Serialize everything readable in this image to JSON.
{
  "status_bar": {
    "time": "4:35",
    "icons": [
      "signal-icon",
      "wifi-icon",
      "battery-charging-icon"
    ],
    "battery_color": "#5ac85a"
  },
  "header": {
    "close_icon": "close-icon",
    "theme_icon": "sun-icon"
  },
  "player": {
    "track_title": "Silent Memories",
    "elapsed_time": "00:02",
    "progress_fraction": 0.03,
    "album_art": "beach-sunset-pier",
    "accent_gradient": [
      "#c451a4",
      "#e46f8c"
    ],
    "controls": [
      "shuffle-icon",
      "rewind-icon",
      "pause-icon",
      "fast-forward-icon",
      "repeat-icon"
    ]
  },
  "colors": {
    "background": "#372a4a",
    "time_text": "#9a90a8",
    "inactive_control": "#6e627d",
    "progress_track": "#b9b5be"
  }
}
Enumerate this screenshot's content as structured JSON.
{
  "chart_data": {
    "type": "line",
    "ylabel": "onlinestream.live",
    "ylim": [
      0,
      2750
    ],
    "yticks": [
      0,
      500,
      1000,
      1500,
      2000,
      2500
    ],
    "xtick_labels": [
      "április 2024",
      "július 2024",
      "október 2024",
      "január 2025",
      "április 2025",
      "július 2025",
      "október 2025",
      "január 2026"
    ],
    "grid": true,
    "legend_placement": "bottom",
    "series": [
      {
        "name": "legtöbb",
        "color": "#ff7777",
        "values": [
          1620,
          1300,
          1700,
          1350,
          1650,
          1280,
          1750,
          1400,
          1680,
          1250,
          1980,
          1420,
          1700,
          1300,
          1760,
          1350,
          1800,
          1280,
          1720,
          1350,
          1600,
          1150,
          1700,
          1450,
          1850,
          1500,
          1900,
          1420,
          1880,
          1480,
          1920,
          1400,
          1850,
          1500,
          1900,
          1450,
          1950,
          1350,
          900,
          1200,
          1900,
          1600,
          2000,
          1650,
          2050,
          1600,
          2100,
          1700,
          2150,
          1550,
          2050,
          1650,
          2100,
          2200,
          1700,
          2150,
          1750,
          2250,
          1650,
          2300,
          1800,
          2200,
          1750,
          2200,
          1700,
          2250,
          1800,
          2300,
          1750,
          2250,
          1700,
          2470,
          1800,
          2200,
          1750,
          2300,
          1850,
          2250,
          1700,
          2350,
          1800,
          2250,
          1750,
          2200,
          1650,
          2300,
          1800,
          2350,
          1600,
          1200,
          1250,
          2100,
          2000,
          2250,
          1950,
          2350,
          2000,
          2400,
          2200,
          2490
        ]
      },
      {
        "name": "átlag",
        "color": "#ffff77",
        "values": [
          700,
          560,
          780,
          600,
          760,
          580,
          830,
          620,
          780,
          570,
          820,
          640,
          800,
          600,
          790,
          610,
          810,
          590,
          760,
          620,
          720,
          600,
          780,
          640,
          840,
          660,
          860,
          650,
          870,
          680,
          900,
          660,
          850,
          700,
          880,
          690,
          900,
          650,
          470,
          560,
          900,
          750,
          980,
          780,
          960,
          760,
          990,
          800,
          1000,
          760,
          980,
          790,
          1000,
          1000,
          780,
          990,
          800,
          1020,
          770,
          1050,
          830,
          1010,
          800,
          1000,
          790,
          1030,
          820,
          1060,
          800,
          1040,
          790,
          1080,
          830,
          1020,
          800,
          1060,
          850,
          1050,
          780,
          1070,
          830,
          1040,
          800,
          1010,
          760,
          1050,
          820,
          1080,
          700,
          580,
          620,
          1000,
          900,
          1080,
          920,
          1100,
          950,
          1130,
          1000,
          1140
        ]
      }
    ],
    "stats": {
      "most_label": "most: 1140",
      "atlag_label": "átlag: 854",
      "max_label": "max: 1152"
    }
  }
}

================================

WHAT TO DO |
From the records above, please extract every line and repeat it exactly.

SOLUTION TO THE PROBLEM |
Serialize everything readable in this image to JSON.
{
  "status_bar": {
    "time": "4:35",
    "icons": [
      "signal-icon",
      "wifi-icon",
      "battery-charging-icon"
    ],
    "battery_color": "#5ac85a"
  },
  "header": {
    "close_icon": "close-icon",
    "theme_icon": "sun-icon"
  },
  "player": {
    "track_title": "Silent Memories",
    "elapsed_time": "00:02",
    "progress_fraction": 0.03,
    "album_art": "beach-sunset-pier",
    "accent_gradient": [
      "#c451a4",
      "#e46f8c"
    ],
    "controls": [
      "shuffle-icon",
      "rewind-icon",
      "pause-icon",
      "fast-forward-icon",
      "repeat-icon"
    ]
  },
  "colors": {
    "background": "#372a4a",
    "time_text": "#9a90a8",
    "inactive_control": "#6e627d",
    "progress_track": "#b9b5be"
  }
}
Enumerate this screenshot's content as structured JSON.
{
  "chart_data": {
    "type": "line",
    "ylabel": "onlinestream.live",
    "ylim": [
      0,
      2750
    ],
    "yticks": [
      0,
      500,
      1000,
      1500,
      2000,
      2500
    ],
    "xtick_labels": [
      "április 2024",
      "július 2024",
      "október 2024",
      "január 2025",
      "április 2025",
      "július 2025",
      "október 2025",
      "január 2026"
    ],
    "grid": true,
    "legend_placement": "bottom",
    "series": [
      {
        "name": "legtöbb",
        "color": "#ff7777",
        "values": [
          1620,
          1300,
          1700,
          1350,
          1650,
          1280,
          1750,
          1400,
          1680,
          1250,
          1980,
          1420,
          1700,
          1300,
          1760,
          1350,
          1800,
          1280,
          1720,
          1350,
          1600,
          1150,
          1700,
          1450,
          1850,
          1500,
          1900,
          1420,
          1880,
          1480,
          1920,
          1400,
          1850,
          1500,
          1900,
          1450,
          1950,
          1350,
          900,
          1200,
          1900,
          1600,
          2000,
          1650,
          2050,
          1600,
          2100,
          1700,
          2150,
          1550,
          2050,
          1650,
          2100,
          2200,
          1700,
          2150,
          1750,
          2250,
          1650,
          2300,
          1800,
          2200,
          1750,
          2200,
          1700,
          2250,
          1800,
          2300,
          1750,
          2250,
          1700,
          2470,
          1800,
          2200,
          1750,
          2300,
          1850,
          2250,
          1700,
          2350,
          1800,
          2250,
          1750,
          2200,
          1650,
          2300,
          1800,
          2350,
          1600,
          1200,
          1250,
          2100,
          2000,
          2250,
          1950,
          2350,
          2000,
          2400,
          2200,
          2490
        ]
      },
      {
        "name": "átlag",
        "color": "#ffff77",
        "values": [
          700,
          560,
          780,
          600,
          760,
          580,
          830,
          620,
          780,
          570,
          820,
          640,
          800,
          600,
          790,
          610,
          810,
          590,
          760,
          620,
          720,
          600,
          780,
          640,
          840,
          660,
          860,
          650,
          870,
          680,
          900,
          660,
          850,
          700,
          880,
          690,
          900,
          650,
          470,
          560,
          900,
          750,
          980,
          780,
          960,
          760,
          990,
          800,
          1000,
          760,
          980,
          790,
          1000,
          1000,
          780,
          990,
          800,
          1020,
          770,
          1050,
          830,
          1010,
          800,
          1000,
          790,
          1030,
          820,
          1060,
          800,
          1040,
          790,
          1080,
          830,
          1020,
          800,
          1060,
          850,
          1050,
          780,
          1070,
          830,
          1040,
          800,
          1010,
          760,
          1050,
          820,
          1080,
          700,
          580,
          620,
          1000,
          900,
          1080,
          920,
          1100,
          950,
          1130,
          1000,
          1140
        ]
      }
    ],
    "stats": {
      "most_label": "most: 1140",
      "atlag_label": "átlag: 854",
      "max_label": "max: 1152"
    }
  }
}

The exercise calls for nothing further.